▶ _Data for processing_:
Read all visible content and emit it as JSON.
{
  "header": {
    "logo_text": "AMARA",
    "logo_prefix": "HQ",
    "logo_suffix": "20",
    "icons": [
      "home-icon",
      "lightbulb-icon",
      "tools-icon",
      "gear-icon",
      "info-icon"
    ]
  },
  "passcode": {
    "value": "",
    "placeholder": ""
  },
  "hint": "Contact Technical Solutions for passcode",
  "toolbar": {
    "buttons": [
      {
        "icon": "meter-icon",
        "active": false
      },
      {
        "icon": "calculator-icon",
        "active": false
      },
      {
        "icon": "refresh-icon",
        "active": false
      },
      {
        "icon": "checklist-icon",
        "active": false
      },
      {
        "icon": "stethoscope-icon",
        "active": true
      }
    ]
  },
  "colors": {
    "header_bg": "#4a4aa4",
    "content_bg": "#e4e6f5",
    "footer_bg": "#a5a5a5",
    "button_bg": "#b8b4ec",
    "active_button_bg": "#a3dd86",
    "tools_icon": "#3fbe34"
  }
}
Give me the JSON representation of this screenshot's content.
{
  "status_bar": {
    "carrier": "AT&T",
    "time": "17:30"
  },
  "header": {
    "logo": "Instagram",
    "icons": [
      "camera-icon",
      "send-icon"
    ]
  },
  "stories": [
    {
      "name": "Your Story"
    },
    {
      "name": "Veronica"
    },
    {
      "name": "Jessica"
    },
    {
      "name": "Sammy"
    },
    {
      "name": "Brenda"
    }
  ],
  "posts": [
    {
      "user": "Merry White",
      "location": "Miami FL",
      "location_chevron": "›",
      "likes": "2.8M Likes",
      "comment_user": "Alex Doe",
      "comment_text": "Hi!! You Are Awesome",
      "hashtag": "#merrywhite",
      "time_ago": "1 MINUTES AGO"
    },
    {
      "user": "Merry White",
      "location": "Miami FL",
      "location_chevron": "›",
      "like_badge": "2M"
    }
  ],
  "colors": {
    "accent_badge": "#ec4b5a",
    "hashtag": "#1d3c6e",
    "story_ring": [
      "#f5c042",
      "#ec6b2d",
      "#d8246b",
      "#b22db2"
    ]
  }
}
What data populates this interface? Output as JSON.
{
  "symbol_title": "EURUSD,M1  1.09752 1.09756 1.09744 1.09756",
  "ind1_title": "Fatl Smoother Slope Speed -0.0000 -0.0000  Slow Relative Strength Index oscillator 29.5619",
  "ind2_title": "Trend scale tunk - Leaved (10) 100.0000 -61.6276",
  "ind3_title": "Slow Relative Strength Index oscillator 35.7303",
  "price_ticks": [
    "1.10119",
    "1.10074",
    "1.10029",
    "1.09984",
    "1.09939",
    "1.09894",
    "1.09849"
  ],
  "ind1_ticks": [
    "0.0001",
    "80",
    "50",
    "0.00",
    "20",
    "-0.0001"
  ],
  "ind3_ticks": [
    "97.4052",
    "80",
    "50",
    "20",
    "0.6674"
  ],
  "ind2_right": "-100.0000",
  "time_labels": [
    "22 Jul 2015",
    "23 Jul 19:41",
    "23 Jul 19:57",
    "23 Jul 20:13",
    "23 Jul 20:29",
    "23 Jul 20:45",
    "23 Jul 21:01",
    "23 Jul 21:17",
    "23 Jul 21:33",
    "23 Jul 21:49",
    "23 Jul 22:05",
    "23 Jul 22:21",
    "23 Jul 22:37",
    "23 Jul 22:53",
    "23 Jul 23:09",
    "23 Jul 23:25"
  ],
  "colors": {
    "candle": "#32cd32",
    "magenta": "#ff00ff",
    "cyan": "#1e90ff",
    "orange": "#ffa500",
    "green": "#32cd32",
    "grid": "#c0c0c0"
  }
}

▶ _Problem to work on_:
Give every line of the material again, exactly as it reads.

▶ _Result for this exercise_:
Read all visible content and emit it as JSON.
{
  "header": {
    "logo_text": "AMARA",
    "logo_prefix": "HQ",
    "logo_suffix": "20",
    "icons": [
      "home-icon",
      "lightbulb-icon",
      "tools-icon",
      "gear-icon",
      "info-icon"
    ]
  },
  "passcode": {
    "value": "",
    "placeholder": ""
  },
  "hint": "Contact Technical Solutions for passcode",
  "toolbar": {
    "buttons": [
      {
        "icon": "meter-icon",
        "active": false
      },
      {
        "icon": "calculator-icon",
        "active": false
      },
      {
        "icon": "refresh-icon",
        "active": false
      },
      {
        "icon": "checklist-icon",
        "active": false
      },
      {
        "icon": "stethoscope-icon",
        "active": true
      }
    ]
  },
  "colors": {
    "header_bg": "#4a4aa4",
    "content_bg": "#e4e6f5",
    "footer_bg": "#a5a5a5",
    "button_bg": "#b8b4ec",
    "active_button_bg": "#a3dd86",
    "tools_icon": "#3fbe34"
  }
}
Give me the JSON representation of this screenshot's content.
{
  "status_bar": {
    "carrier": "AT&T",
    "time": "17:30"
  },
  "header": {
    "logo": "Instagram",
    "icons": [
      "camera-icon",
      "send-icon"
    ]
  },
  "stories": [
    {
      "name": "Your Story"
    },
    {
      "name": "Veronica"
    },
    {
      "name": "Jessica"
    },
    {
      "name": "Sammy"
    },
    {
      "name": "Brenda"
    }
  ],
  "posts": [
    {
      "user": "Merry White",
      "location": "Miami FL",
      "location_chevron": "›",
      "likes": "2.8M Likes",
      "comment_user": "Alex Doe",
      "comment_text": "Hi!! You Are Awesome",
      "hashtag": "#merrywhite",
      "time_ago": "1 MINUTES AGO"
    },
    {
      "user": "Merry White",
      "location": "Miami FL",
      "location_chevron": "›",
      "like_badge": "2M"
    }
  ],
  "colors": {
    "accent_badge": "#ec4b5a",
    "hashtag": "#1d3c6e",
    "story_ring": [
      "#f5c042",
      "#ec6b2d",
      "#d8246b",
      "#b22db2"
    ]
  }
}
What data populates this interface? Output as JSON.
{
  "symbol_title": "EURUSD,M1  1.09752 1.09756 1.09744 1.09756",
  "ind1_title": "Fatl Smoother Slope Speed -0.0000 -0.0000  Slow Relative Strength Index oscillator 29.5619",
  "ind2_title": "Trend scale tunk - Leaved (10) 100.0000 -61.6276",
  "ind3_title": "Slow Relative Strength Index oscillator 35.7303",
  "price_ticks": [
    "1.10119",
    "1.10074",
    "1.10029",
    "1.09984",
    "1.09939",
    "1.09894",
    "1.09849"
  ],
  "ind1_ticks": [
    "0.0001",
    "80",
    "50",
    "0.00",
    "20",
    "-0.0001"
  ],
  "ind3_ticks": [
    "97.4052",
    "80",
    "50",
    "20",
    "0.6674"
  ],
  "ind2_right": "-100.0000",
  "time_labels": [
    "22 Jul 2015",
    "23 Jul 19:41",
    "23 Jul 19:57",
    "23 Jul 20:13",
    "23 Jul 20:29",
    "23 Jul 20:45",
    "23 Jul 21:01",
    "23 Jul 21:17",
    "23 Jul 21:33",
    "23 Jul 21:49",
    "23 Jul 22:05",
    "23 Jul 22:21",
    "23 Jul 22:37",
    "23 Jul 22:53",
    "23 Jul 23:09",
    "23 Jul 23:25"
  ],
  "colors": {
    "candle": "#32cd32",
    "magenta": "#ff00ff",
    "cyan": "#1e90ff",
    "orange": "#ffa500",
    "green": "#32cd32",
    "grid": "#c0c0c0"
  }
}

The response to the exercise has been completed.